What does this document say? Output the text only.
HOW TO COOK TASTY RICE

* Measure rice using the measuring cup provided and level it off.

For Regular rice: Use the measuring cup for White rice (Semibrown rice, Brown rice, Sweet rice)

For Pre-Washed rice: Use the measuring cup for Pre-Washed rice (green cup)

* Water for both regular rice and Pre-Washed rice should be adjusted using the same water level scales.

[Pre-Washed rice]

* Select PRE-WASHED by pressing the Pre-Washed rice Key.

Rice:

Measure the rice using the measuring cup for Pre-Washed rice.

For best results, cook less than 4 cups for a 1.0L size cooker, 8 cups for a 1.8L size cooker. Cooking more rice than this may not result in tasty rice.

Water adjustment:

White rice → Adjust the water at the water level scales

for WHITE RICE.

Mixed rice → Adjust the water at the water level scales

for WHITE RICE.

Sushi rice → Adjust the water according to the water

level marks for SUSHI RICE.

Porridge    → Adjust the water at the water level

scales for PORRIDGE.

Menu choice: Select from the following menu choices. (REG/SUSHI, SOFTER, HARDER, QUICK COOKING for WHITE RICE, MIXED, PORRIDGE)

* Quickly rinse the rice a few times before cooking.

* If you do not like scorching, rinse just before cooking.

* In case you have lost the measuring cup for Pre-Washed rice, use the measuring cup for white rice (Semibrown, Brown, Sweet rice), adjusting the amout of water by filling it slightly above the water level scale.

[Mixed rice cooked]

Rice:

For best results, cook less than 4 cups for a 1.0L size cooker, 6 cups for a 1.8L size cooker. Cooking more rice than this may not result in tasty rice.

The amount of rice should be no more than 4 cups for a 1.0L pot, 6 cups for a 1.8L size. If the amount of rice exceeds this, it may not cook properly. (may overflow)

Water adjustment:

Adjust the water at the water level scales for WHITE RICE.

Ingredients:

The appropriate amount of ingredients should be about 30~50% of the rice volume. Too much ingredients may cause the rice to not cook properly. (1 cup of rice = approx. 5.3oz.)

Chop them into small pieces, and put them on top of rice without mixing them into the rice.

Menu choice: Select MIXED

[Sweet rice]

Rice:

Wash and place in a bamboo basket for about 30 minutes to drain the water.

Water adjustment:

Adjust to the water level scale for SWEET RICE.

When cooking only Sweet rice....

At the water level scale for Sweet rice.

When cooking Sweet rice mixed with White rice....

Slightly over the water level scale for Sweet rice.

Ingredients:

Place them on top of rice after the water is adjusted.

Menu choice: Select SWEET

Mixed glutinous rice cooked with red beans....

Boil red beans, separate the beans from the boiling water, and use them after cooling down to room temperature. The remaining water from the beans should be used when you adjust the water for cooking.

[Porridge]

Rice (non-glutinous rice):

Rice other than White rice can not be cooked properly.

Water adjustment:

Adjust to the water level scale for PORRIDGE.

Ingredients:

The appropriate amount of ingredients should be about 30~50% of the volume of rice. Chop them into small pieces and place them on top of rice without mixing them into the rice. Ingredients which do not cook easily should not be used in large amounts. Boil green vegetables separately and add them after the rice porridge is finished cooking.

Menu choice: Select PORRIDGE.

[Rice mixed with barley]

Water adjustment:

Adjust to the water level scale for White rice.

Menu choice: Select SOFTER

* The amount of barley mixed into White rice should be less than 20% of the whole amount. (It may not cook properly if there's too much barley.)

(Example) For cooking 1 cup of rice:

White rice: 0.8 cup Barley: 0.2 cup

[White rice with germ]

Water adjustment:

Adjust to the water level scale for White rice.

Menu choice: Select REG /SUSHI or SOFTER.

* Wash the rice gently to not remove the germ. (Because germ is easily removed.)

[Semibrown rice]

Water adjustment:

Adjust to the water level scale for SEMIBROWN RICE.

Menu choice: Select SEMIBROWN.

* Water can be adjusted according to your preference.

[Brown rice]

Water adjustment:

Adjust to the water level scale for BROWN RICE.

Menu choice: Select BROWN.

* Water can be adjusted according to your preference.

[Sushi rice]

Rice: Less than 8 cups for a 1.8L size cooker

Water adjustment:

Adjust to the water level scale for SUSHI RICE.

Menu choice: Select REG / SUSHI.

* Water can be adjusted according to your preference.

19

* * *

WORK TO COMPLETE → Using the material above, report each line where "rinse" occurs.

WRITTEN RESPONSE →
* Quickly rinse the rice a few times before cooking.
* If you do not like scorching, rinse just before cooking.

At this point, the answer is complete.